▶ [Compito richiesto]
Ripeti per intero e senza alcuna modifica l'articolo sui profughi climatici negli Usa.

▶ [Estratto da leggere]
I futuri migranti saranno statunitensi: l’innalzamento del livello del mare provocherà 13 milioni di profughi climatici negli Usa

Potrebbe rimodellare le coste degli Usa, innescando una migrazione di massa verso le città dell'entroterra

[24 Gennaio 2020]

Il presidente statunitense Donald Trump mostra disprezzo verso i migranti e i profughi e, nel suo cieco negazionismo climatico, non vede che molti di loro fuggono da regioni rese inabitabili dal cambiamento climatico. Eppure potrebbe essere il destino di milioni di statunitensi, molti dei quali vivono in quelli che sono i bacini elettorali del trumpismo e della destra repubblicana.

E’ quello che emerge dallo studio “Modeling migration patterns in the USA under sea level rise” pubblicato d si PloS One da Caleb Robinson del Georgia institute of technology, Bistra Dilkina dell’università della Southern California e Juan Moreno-Cruz dell’università canadese di Waterloo, il primo a utilizzare l’apprendimento automatico per prevedere schemi migratori derivanti dall’innalzamento del livello del mare.

I tre ricercatori hanno scoperto che, oltre le aree costiere a rischio alluvione, l’impatto dell’innalzamento degli oceani si propagherà in tutti gli Stati Uniti e le persone colpite si sposteranno verso l’interno.

▶ [Informazioni fornite]
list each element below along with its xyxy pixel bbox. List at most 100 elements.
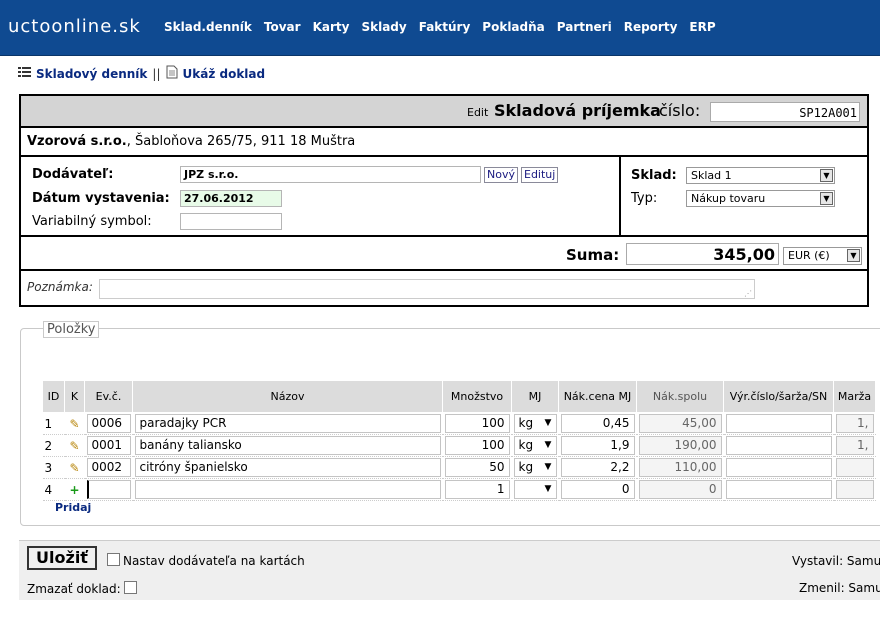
- mj-select[interactable]: ▼: [513, 480, 557, 499]
- row-id: 1: [42, 412, 65, 435]
- issued-by: Vystavil: Samu: [792, 554, 880, 568]
- row-id: 4: [42, 478, 65, 501]
- note-label: Poznámka:: [27, 280, 93, 294]
- col-qty: Množstvo: [442, 380, 512, 413]
- company-name: Vzorová s.r.o.: [27, 134, 127, 149]
- add-item-link[interactable]: Pridaj: [55, 501, 91, 514]
- ev-input[interactable]: 0001: [86, 436, 131, 455]
- changed-by: Zmenil: Samu: [799, 581, 880, 595]
- resize-grip-icon[interactable]: ⋰: [744, 289, 752, 298]
- row-id: 3: [42, 456, 65, 479]
- mj-select[interactable]: kg ▼: [513, 436, 557, 455]
- name-input[interactable]: banány taliansko: [134, 436, 441, 455]
- edit-label: Edit: [467, 106, 489, 119]
- serial-input[interactable]: [725, 436, 832, 455]
- warehouse-select[interactable]: Sklad 1 ▼: [686, 167, 835, 184]
- sum-value: 345,00: [626, 243, 779, 265]
- show-document-link[interactable]: Ukáž doklad: [183, 67, 266, 81]
- note-textarea[interactable]: ⋰: [99, 279, 755, 299]
- nav-pokladna[interactable]: Pokladňa: [482, 20, 544, 34]
- margin-field: [835, 458, 874, 477]
- breadcrumb: Skladový denník || Ukáž doklad: [18, 65, 265, 82]
- name-input[interactable]: paradajky PCR: [134, 414, 441, 433]
- mj-select[interactable]: kg ▼: [513, 458, 557, 477]
- brand-logo[interactable]: uctoonline.sk: [8, 16, 141, 37]
- margin-field: 1,: [835, 414, 874, 433]
- delete-checkbox[interactable]: [124, 581, 137, 594]
- price-input[interactable]: 2,2: [560, 458, 635, 477]
- name-input[interactable]: citróny španielsko: [134, 458, 441, 477]
- mj-value: kg: [518, 438, 534, 452]
- type-select[interactable]: Nákup tovaru ▼: [686, 190, 835, 207]
- note-row: Poznámka: ⋰: [21, 271, 867, 305]
- type-select-value: Nákup tovaru: [691, 192, 766, 205]
- col-margin: Marža: [833, 380, 876, 413]
- document-number-field[interactable]: SP12A001: [710, 102, 860, 122]
- nav-sklad-dennik[interactable]: Sklad.denník: [164, 20, 252, 34]
- nav-erp[interactable]: ERP: [689, 20, 715, 34]
- serial-input[interactable]: [725, 480, 832, 499]
- ev-input[interactable]: 0002: [86, 458, 131, 477]
- save-button[interactable]: Uložiť: [27, 546, 97, 570]
- add-icon[interactable]: +: [64, 478, 85, 501]
- serial-input[interactable]: [725, 458, 832, 477]
- set-supplier-checkbox[interactable]: [107, 553, 120, 566]
- mj-value: kg: [518, 460, 534, 474]
- breadcrumb-journal-link[interactable]: Skladový denník: [36, 67, 147, 81]
- ev-input[interactable]: 0006: [86, 414, 131, 433]
- col-price: Nák.cena MJ: [558, 380, 637, 413]
- qty-input[interactable]: 100: [444, 414, 510, 433]
- chevron-down-icon: ▼: [820, 192, 833, 205]
- table-row: 4 + 1 ▼ 0 0: [42, 478, 876, 501]
- main-menu: Sklad.denník Tovar Karty Sklady Faktúry …: [164, 20, 728, 34]
- margin-field: 1,: [835, 436, 874, 455]
- serial-input[interactable]: [725, 414, 832, 433]
- price-input[interactable]: 1,9: [560, 436, 635, 455]
- nav-sklady[interactable]: Sklady: [361, 20, 406, 34]
- name-input[interactable]: [134, 480, 441, 499]
- supplier-input[interactable]: JPZ s.r.o.: [180, 166, 481, 183]
- chevron-down-icon: ▼: [847, 249, 860, 262]
- document-form: Edit Skladová príjemka číslo: SP12A001 V…: [19, 94, 869, 307]
- company-address: , Šabloňova 265/75, 911 18 Muštra: [126, 134, 356, 149]
- qty-input[interactable]: 50: [444, 458, 510, 477]
- type-label: Typ:: [631, 191, 658, 206]
- nav-reporty[interactable]: Reporty: [624, 20, 678, 34]
- document-title: Skladová príjemka: [494, 101, 661, 120]
- price-input[interactable]: 0,45: [560, 414, 635, 433]
- items-legend: Položky: [43, 321, 100, 338]
- nav-tovar[interactable]: Tovar: [264, 20, 301, 34]
- qty-input[interactable]: 100: [444, 436, 510, 455]
- qty-input[interactable]: 1: [444, 480, 510, 499]
- col-id: ID: [42, 380, 65, 413]
- nav-partneri[interactable]: Partneri: [557, 20, 612, 34]
- new-supplier-button[interactable]: Nový: [484, 167, 518, 183]
- chevron-down-icon: ▼: [544, 484, 552, 494]
- issue-date-input[interactable]: 27.06.2012: [180, 190, 282, 207]
- variable-symbol-input[interactable]: [180, 213, 282, 230]
- total-field: 110,00: [638, 458, 722, 477]
- pencil-icon[interactable]: ✎: [64, 456, 85, 479]
- number-label: číslo:: [659, 101, 701, 120]
- mj-select[interactable]: kg ▼: [513, 414, 557, 433]
- edit-supplier-button[interactable]: Edituj: [521, 167, 559, 183]
- currency-select[interactable]: EUR (€) ▼: [783, 247, 862, 265]
- list-icon: [18, 66, 31, 81]
- pencil-icon[interactable]: ✎: [64, 434, 85, 457]
- col-mj: MJ: [511, 380, 559, 413]
- row-id: 2: [42, 434, 65, 457]
- table-row: 1 ✎ 0006 paradajky PCR 100 kg ▼ 0,45 45,0…: [42, 412, 876, 435]
- pencil-icon[interactable]: ✎: [64, 412, 85, 435]
- sum-label: Suma:: [566, 246, 620, 264]
- items-table: ID K Ev.č. Názov Množstvo MJ Nák.cena MJ…: [42, 380, 876, 501]
- col-ev: Ev.č.: [84, 380, 133, 413]
- items-fieldset: Položky ID K Ev.č. Názov Množstvo MJ Nák…: [20, 321, 880, 526]
- document-icon: [166, 65, 178, 82]
- price-input[interactable]: 0: [560, 480, 635, 499]
- warehouse-details: Sklad: Sklad 1 ▼ Typ: Nákup tovaru ▼: [621, 157, 867, 237]
- nav-faktury[interactable]: Faktúry: [419, 20, 471, 34]
- nav-karty[interactable]: Karty: [313, 20, 350, 34]
- ev-input[interactable]: [86, 480, 131, 499]
- currency-select-value: EUR (€): [788, 249, 830, 262]
- chevron-down-icon: ▼: [544, 440, 552, 450]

▶ [Risposta completa]
I futuri migranti saranno statunitensi: l’innalzamento del livello del mare provocherà 13 milioni di profughi climatici negli Usa

Potrebbe rimodellare le coste degli Usa, innescando una migrazione di massa verso le città dell'entroterra

[24 Gennaio 2020]

Il presidente statunitense Donald Trump mostra disprezzo verso i migranti e i profughi e, nel suo cieco negazionismo climatico, non vede che molti di loro fuggono da regioni rese inabitabili dal cambiamento climatico. Eppure potrebbe essere il destino di milioni di statunitensi, molti dei quali vivono in quelli che sono i bacini elettorali del trumpismo e della destra repubblicana.

E’ quello che emerge dallo studio “Modeling migration patterns in the USA under sea level rise” pubblicato d si PloS One da Caleb Robinson del Georgia institute of technology, Bistra Dilkina dell’università della Southern California e Juan Moreno-Cruz dell’università canadese di Waterloo, il primo a utilizzare l’apprendimento automatico per prevedere schemi migratori derivanti dall’innalzamento del livello del mare.

I tre ricercatori hanno scoperto che, oltre le aree costiere a rischio alluvione, l’impatto dell’innalzamento degli oceani si propagherà in tutti gli Stati Uniti e le persone colpite si sposteranno verso l’interno.